Copy out every line of the material below verbatim, leaving out the pictures.

[ITEMS]
-- Begin --
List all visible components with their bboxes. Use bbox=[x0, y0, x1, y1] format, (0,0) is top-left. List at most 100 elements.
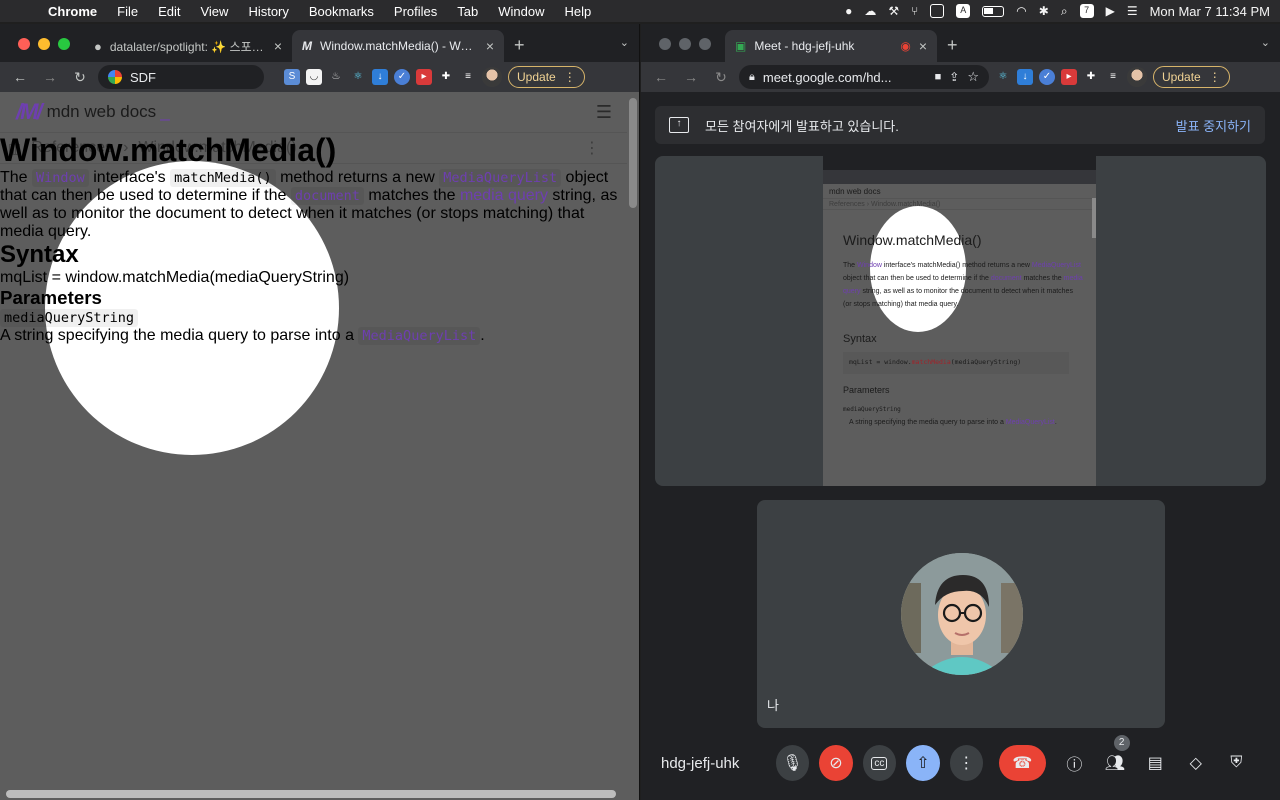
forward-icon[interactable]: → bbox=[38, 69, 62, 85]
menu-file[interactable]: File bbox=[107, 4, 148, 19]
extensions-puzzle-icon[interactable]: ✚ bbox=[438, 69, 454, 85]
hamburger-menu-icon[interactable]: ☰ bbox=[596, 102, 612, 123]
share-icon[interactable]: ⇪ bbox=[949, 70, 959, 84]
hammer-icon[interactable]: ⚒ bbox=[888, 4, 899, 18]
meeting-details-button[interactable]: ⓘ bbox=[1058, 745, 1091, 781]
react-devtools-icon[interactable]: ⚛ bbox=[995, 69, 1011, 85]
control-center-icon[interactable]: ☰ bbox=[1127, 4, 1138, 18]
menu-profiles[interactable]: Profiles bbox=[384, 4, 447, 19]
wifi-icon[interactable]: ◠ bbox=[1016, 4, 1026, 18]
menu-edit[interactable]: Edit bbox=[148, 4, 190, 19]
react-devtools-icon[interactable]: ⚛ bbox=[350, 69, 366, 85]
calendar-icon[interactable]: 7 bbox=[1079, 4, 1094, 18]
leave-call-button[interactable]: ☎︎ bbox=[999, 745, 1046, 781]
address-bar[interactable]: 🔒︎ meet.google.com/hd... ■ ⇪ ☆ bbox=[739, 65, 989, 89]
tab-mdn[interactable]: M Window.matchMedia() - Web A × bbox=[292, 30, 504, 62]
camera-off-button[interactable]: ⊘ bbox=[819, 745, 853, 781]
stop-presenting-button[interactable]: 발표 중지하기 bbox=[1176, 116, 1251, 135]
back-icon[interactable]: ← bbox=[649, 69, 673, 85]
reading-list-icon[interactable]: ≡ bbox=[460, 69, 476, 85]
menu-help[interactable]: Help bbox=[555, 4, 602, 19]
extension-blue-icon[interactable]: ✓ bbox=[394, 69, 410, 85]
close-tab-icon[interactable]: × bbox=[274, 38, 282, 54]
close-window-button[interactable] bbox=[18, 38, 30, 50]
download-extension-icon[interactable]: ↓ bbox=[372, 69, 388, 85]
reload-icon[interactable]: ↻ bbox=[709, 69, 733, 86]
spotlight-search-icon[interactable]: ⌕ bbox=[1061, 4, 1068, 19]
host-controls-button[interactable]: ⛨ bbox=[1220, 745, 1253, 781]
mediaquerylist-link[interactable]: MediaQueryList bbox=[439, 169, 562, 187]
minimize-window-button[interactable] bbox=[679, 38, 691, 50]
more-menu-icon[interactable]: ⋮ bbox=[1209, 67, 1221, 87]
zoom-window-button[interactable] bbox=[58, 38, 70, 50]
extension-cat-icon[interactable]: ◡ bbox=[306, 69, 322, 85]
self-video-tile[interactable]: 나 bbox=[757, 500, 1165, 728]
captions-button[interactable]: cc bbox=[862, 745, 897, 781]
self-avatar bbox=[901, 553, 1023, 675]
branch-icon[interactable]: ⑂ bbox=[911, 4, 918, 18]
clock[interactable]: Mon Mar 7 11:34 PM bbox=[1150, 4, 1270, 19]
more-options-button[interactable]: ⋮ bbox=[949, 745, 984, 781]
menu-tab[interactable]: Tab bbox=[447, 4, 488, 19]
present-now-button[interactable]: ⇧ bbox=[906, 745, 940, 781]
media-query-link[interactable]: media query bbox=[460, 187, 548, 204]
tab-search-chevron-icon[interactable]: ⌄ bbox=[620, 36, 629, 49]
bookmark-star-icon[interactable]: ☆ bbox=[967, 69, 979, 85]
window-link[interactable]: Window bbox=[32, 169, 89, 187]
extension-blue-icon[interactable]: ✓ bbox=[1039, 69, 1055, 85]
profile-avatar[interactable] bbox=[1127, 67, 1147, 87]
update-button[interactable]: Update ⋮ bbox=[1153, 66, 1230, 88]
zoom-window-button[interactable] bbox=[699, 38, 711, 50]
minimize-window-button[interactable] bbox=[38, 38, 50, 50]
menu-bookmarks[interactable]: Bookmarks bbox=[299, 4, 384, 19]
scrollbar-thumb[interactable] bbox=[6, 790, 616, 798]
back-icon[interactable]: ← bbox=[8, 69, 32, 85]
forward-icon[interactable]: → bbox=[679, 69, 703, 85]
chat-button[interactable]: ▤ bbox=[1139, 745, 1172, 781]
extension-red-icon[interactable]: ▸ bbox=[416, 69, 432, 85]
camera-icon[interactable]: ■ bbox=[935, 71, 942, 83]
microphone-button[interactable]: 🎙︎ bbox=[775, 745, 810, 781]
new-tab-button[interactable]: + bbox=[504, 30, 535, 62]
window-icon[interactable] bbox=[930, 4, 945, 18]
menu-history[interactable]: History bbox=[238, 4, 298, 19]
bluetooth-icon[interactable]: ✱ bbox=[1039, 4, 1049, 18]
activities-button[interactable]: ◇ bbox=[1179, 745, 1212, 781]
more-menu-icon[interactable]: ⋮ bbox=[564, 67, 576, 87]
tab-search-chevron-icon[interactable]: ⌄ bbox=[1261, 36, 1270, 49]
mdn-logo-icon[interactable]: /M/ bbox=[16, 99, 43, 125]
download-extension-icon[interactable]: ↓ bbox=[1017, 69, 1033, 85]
-- End --
[WRITTEN ANSWER]
List all visible components with their bboxes. Use bbox=[x0, y0, x1, y1] format, (0,0) is top-left. List at most 100 elements.
forward-icon[interactable]: → bbox=[38, 69, 62, 85]
menu-file[interactable]: File bbox=[107, 4, 148, 19]
extensions-puzzle-icon[interactable]: ✚ bbox=[438, 69, 454, 85]
hamburger-menu-icon[interactable]: ☰ bbox=[596, 102, 612, 123]
share-icon[interactable]: ⇪ bbox=[949, 70, 959, 84]
hammer-icon[interactable]: ⚒ bbox=[888, 4, 899, 18]
meeting-details-button[interactable]: ⓘ bbox=[1058, 745, 1091, 781]
react-devtools-icon[interactable]: ⚛ bbox=[995, 69, 1011, 85]
control-center-icon[interactable]: ☰ bbox=[1127, 4, 1138, 18]
menu-profiles[interactable]: Profiles bbox=[384, 4, 447, 19]
wifi-icon[interactable]: ◠ bbox=[1016, 4, 1026, 18]
menu-edit[interactable]: Edit bbox=[148, 4, 190, 19]
react-devtools-icon[interactable]: ⚛ bbox=[350, 69, 366, 85]
calendar-icon[interactable]: 7 bbox=[1079, 4, 1094, 18]
leave-call-button[interactable]: ☎︎ bbox=[999, 745, 1046, 781]
address-bar[interactable]: 🔒︎ meet.google.com/hd... ■ ⇪ ☆ bbox=[739, 65, 989, 89]
tab-mdn[interactable]: M Window.matchMedia() - Web A × bbox=[292, 30, 504, 62]
camera-off-button[interactable]: ⊘ bbox=[819, 745, 853, 781]
stop-presenting-button[interactable]: 발표 중지하기 bbox=[1176, 116, 1251, 135]
back-icon[interactable]: ← bbox=[649, 69, 673, 85]
reading-list-icon[interactable]: ≡ bbox=[460, 69, 476, 85]
menu-help[interactable]: Help bbox=[555, 4, 602, 19]
extension-blue-icon[interactable]: ✓ bbox=[394, 69, 410, 85]
close-tab-icon[interactable]: × bbox=[274, 38, 282, 54]
close-window-button[interactable] bbox=[18, 38, 30, 50]
download-extension-icon[interactable]: ↓ bbox=[372, 69, 388, 85]
reload-icon[interactable]: ↻ bbox=[709, 69, 733, 86]
spotlight-search-icon[interactable]: ⌕ bbox=[1061, 4, 1068, 19]
host-controls-button[interactable]: ⛨ bbox=[1220, 745, 1253, 781]
mediaquerylist-link[interactable]: MediaQueryList bbox=[439, 169, 562, 187]
minimize-window-button[interactable] bbox=[679, 38, 691, 50]
more-menu-icon[interactable]: ⋮ bbox=[1209, 67, 1221, 87]
zoom-window-button[interactable] bbox=[58, 38, 70, 50]
extension-cat-icon[interactable]: ◡ bbox=[306, 69, 322, 85]
self-video-tile[interactable]: 나 bbox=[757, 500, 1165, 728]
captions-button[interactable]: cc bbox=[862, 745, 897, 781]
self-avatar bbox=[901, 553, 1023, 675]
branch-icon[interactable]: ⑂ bbox=[911, 4, 918, 18]
clock[interactable]: Mon Mar 7 11:34 PM bbox=[1150, 4, 1270, 19]
more-options-button[interactable]: ⋮ bbox=[949, 745, 984, 781]
menu-tab[interactable]: Tab bbox=[447, 4, 488, 19]
present-now-button[interactable]: ⇧ bbox=[906, 745, 940, 781]
media-query-link[interactable]: media query bbox=[460, 187, 548, 204]
tab-search-chevron-icon[interactable]: ⌄ bbox=[620, 36, 629, 49]
bookmark-star-icon[interactable]: ☆ bbox=[967, 69, 979, 85]
window-link[interactable]: Window bbox=[32, 169, 89, 187]
extension-blue-icon[interactable]: ✓ bbox=[1039, 69, 1055, 85]
profile-avatar[interactable] bbox=[1127, 67, 1147, 87]
update-button[interactable]: Update ⋮ bbox=[1153, 66, 1230, 88]
zoom-window-button[interactable] bbox=[699, 38, 711, 50]
minimize-window-button[interactable] bbox=[38, 38, 50, 50]
menu-bookmarks[interactable]: Bookmarks bbox=[299, 4, 384, 19]
scrollbar-thumb[interactable] bbox=[6, 790, 616, 798]
back-icon[interactable]: ← bbox=[8, 69, 32, 85]
forward-icon[interactable]: → bbox=[679, 69, 703, 85]
chat-button[interactable]: ▤ bbox=[1139, 745, 1172, 781]
extension-red-icon[interactable]: ▸ bbox=[416, 69, 432, 85]
camera-icon[interactable]: ■ bbox=[935, 71, 942, 83]
microphone-button[interactable]: 🎙︎ bbox=[775, 745, 810, 781]
new-tab-button[interactable]: + bbox=[504, 30, 535, 62]
window-icon[interactable] bbox=[930, 4, 945, 18]
menu-history[interactable]: History bbox=[238, 4, 298, 19]
bluetooth-icon[interactable]: ✱ bbox=[1039, 4, 1049, 18]
activities-button[interactable]: ◇ bbox=[1179, 745, 1212, 781]
more-menu-icon[interactable]: ⋮ bbox=[564, 67, 576, 87]
tab-search-chevron-icon[interactable]: ⌄ bbox=[1261, 36, 1270, 49]
mdn-logo-icon[interactable]: /M/ bbox=[16, 99, 43, 125]
download-extension-icon[interactable]: ↓ bbox=[1017, 69, 1033, 85]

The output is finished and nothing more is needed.